WHAT IS BEING ASKED:
Go through the material below and copy each line where the word "Rated" appears.

* begin *

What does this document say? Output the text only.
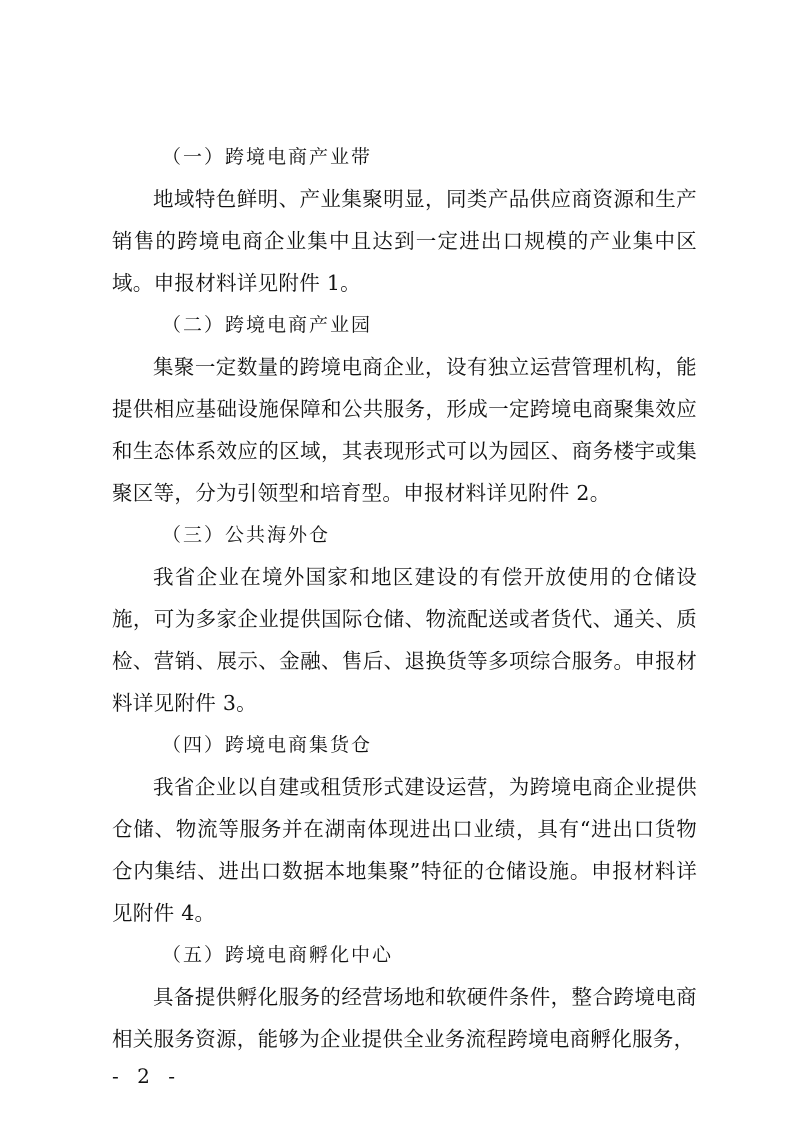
（一）跨境电商产业带

地域特色鲜明、产业集聚明显，同类产品供应商资源和生产销售的跨境电商企业集中且达到一定进出口规模的产业集中区域。申报材料详见附件 1。

（二）跨境电商产业园

集聚一定数量的跨境电商企业，设有独立运营管理机构，能提供相应基础设施保障和公共服务，形成一定跨境电商聚集效应和生态体系效应的区域，其表现形式可以为园区、商务楼宇或集聚区等，分为引领型和培育型。申报材料详见附件 2。

（三）公共海外仓

我省企业在境外国家和地区建设的有偿开放使用的仓储设施，可为多家企业提供国际仓储、物流配送或者货代、通关、质检、营销、展示、金融、售后、退换货等多项综合服务。申报材料详见附件 3。

（四）跨境电商集货仓

我省企业以自建或租赁形式建设运营，为跨境电商企业提供仓储、物流等服务并在湖南体现进出口业绩，具有“进出口货物仓内集结、进出口数据本地集聚”特征的仓储设施。申报材料详见附件 4。

（五）跨境电商孵化中心

具备提供孵化服务的经营场地和软硬件条件，整合跨境电商相关服务资源，能够为企业提供全业务流程跨境电商孵化服务，

- 2 -
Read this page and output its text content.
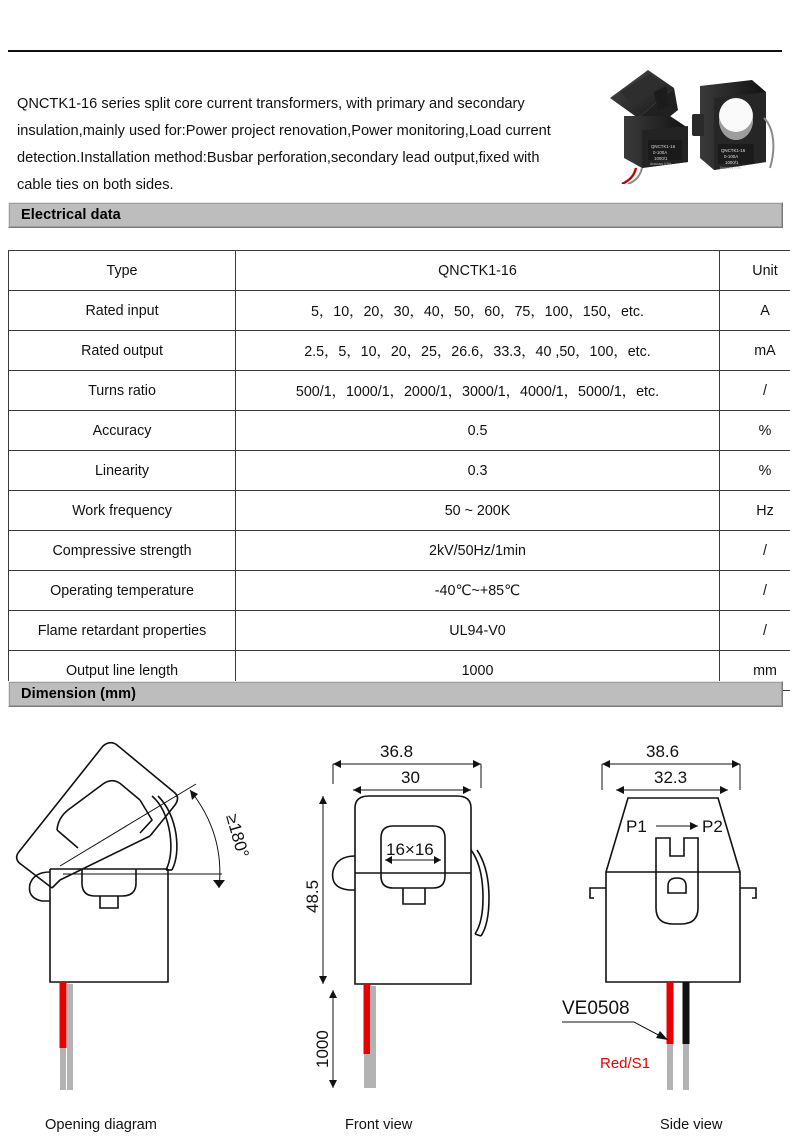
QNCTK1-16 series split core current transformers, with primary and secondary insulation,mainly used for:Power project renovation,Power monitoring,Load current detection.Installation method:Busbar perforation,secondary lead output,fixed with cable ties on both sides.

QNCTK1-16
0-100A
1000/1
Accuracy 0.5%
QNCTK1-16
0-100A
1000/1
Accuracy 0.5%
Electrical data
Type	QNCTK1-16	Unit
Rated input	5，10，20，30，40，50，60，75，100，150，etc.	A
Rated output	2.5，5，10，20，25，26.6，33.3，40 ,50，100，etc.	mA
Turns ratio	500/1，1000/1，2000/1，3000/1，4000/1，5000/1，etc.	/
Accuracy	0.5	%
Linearity	0.3	%
Work frequency	50 ~ 200K	Hz
Compressive strength	2kV/50Hz/1min	/
Operating temperature	-40℃~+85℃	/
Flame retardant properties	UL94-V0	/
Output line length	1000	mm
Dimension (mm)
≥180°
Opening diagram
36.8
30
48.5
16×16
1000
Front view
38.6
32.3
P1	P2
VE0508
Red/S1
Side view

* end *

WRITTEN ANSWER:
Rated input	5，10，20，30，40，50，60，75，100，150，etc.	A
Rated output	2.5，5，10，20，25，26.6，33.3，40 ,50，100，etc.	mA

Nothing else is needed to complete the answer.